**The exercise**
Tally the lines in the records underneath that contain the string "musculars", and state the figure by itself.

**Provided records**
- - - - -

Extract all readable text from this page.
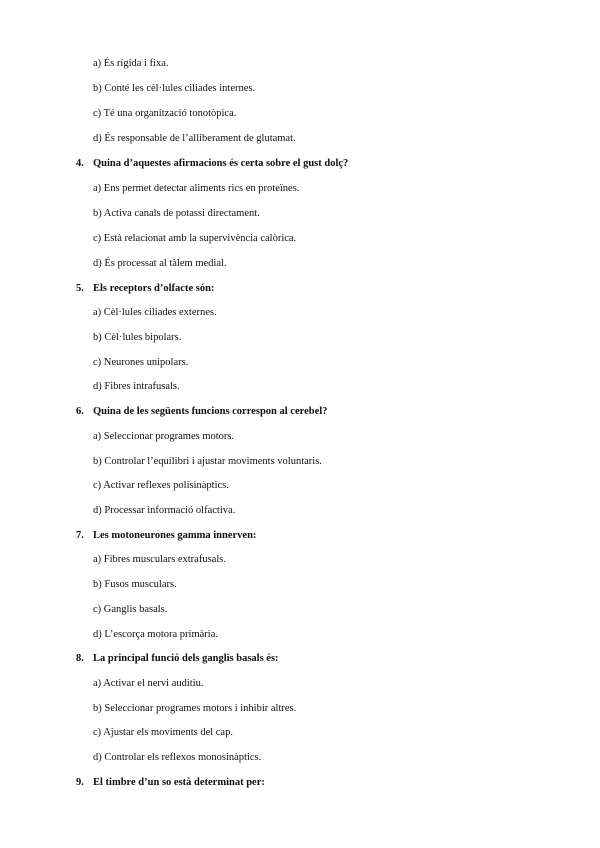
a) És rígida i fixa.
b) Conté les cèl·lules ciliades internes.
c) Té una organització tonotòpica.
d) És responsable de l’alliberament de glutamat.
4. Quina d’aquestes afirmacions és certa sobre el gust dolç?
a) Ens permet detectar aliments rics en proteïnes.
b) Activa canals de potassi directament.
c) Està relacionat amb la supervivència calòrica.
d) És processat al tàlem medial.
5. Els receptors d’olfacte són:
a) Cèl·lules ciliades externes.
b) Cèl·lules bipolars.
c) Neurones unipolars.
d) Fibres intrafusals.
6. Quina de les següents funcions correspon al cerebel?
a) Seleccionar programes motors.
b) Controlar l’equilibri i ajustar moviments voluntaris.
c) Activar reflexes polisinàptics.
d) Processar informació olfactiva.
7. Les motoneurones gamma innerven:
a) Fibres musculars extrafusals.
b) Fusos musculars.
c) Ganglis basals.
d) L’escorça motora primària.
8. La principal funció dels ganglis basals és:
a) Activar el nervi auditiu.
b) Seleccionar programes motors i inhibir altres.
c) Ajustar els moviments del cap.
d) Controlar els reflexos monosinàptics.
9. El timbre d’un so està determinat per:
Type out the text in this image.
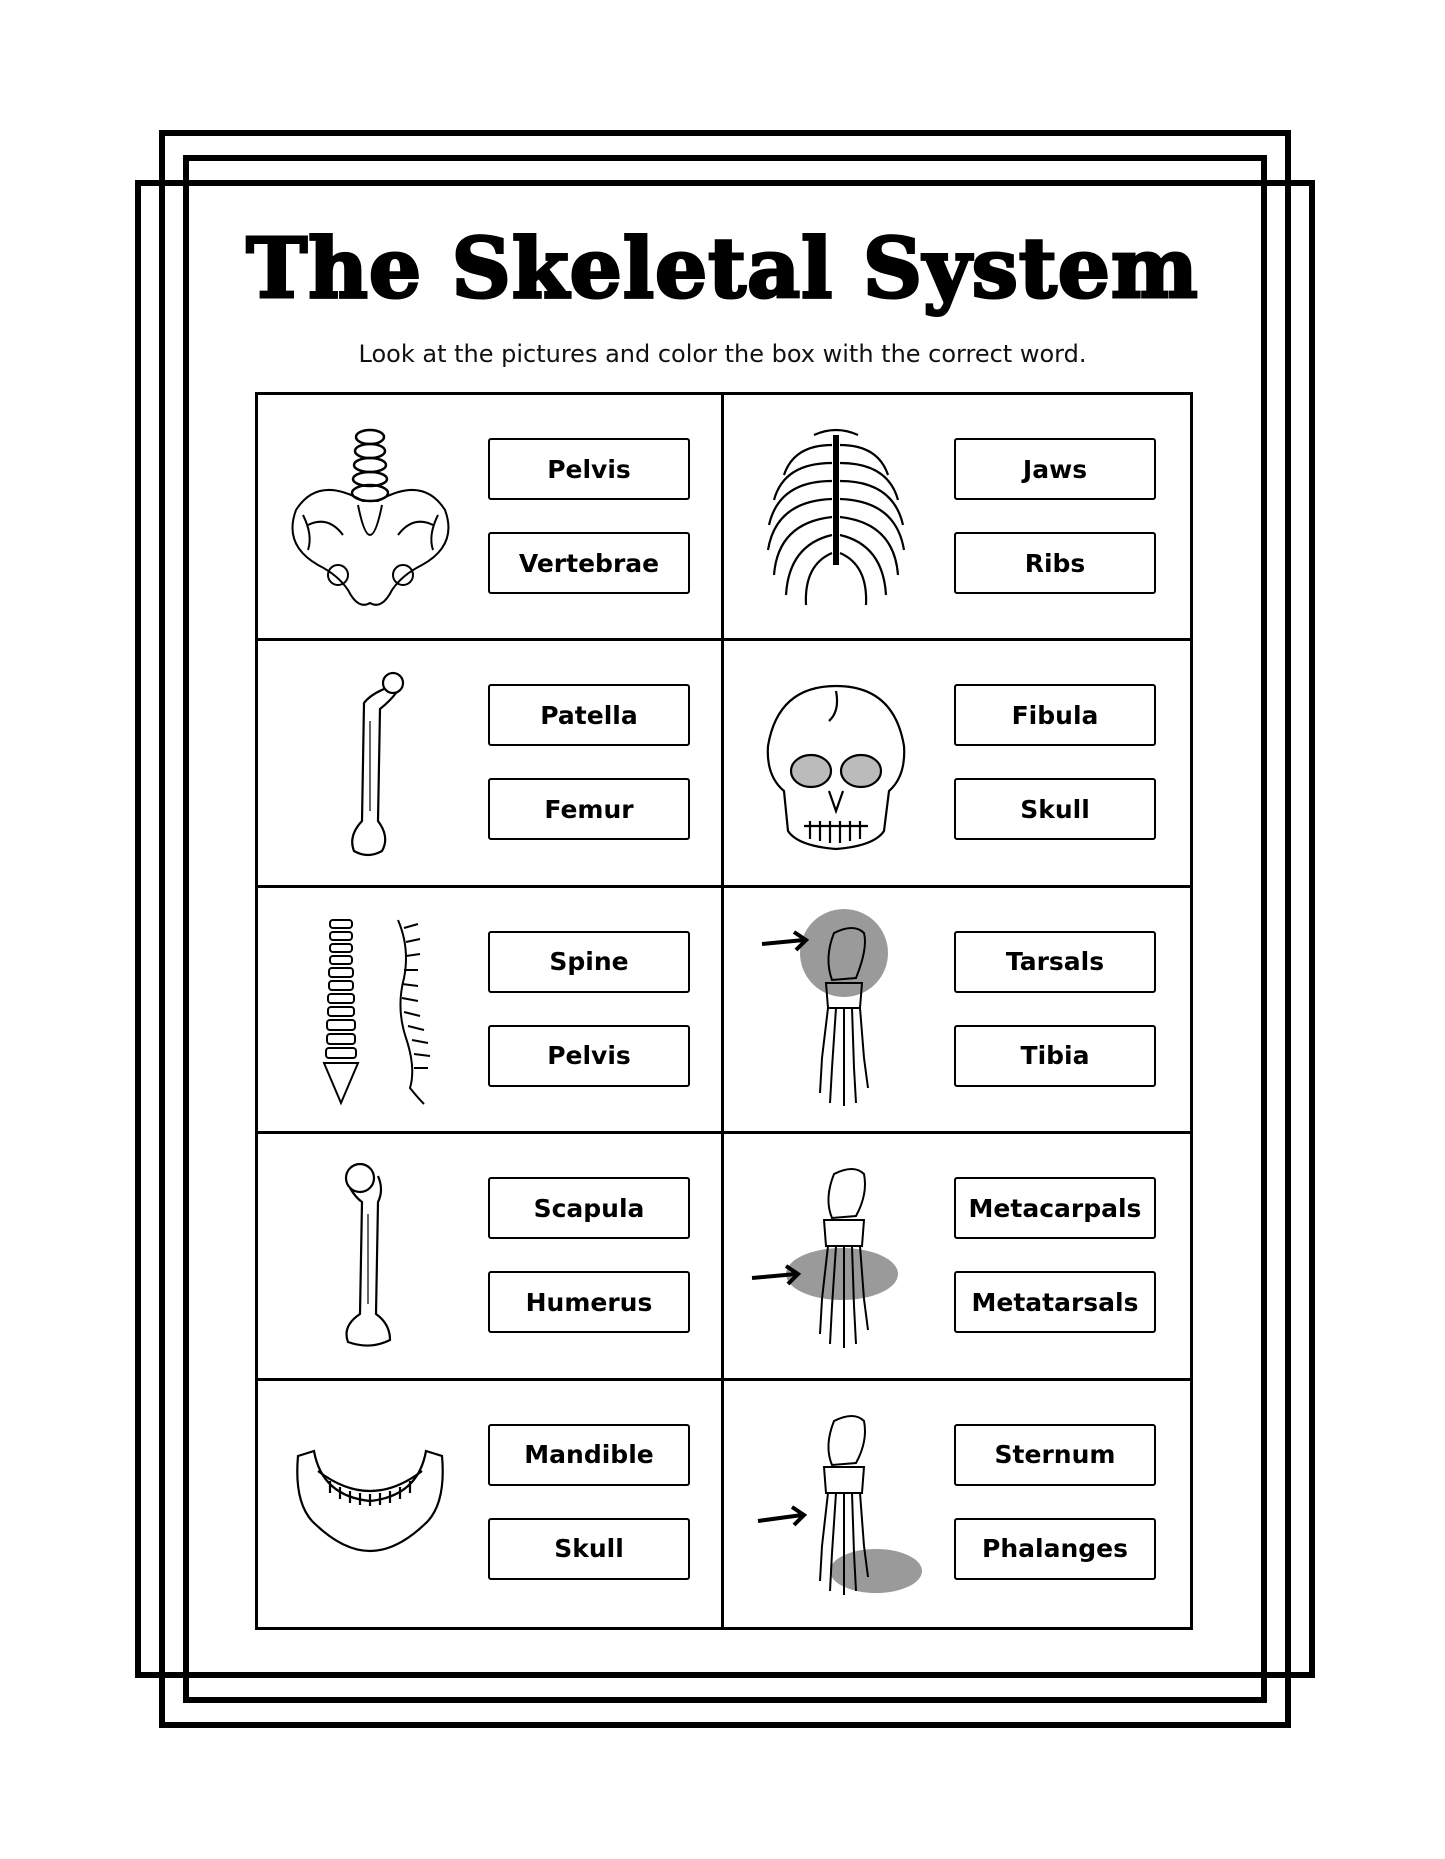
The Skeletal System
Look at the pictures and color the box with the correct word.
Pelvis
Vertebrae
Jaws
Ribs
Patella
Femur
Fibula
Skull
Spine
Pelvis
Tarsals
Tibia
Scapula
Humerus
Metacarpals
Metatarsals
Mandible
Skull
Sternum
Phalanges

- - - - -

**Exercise result**
2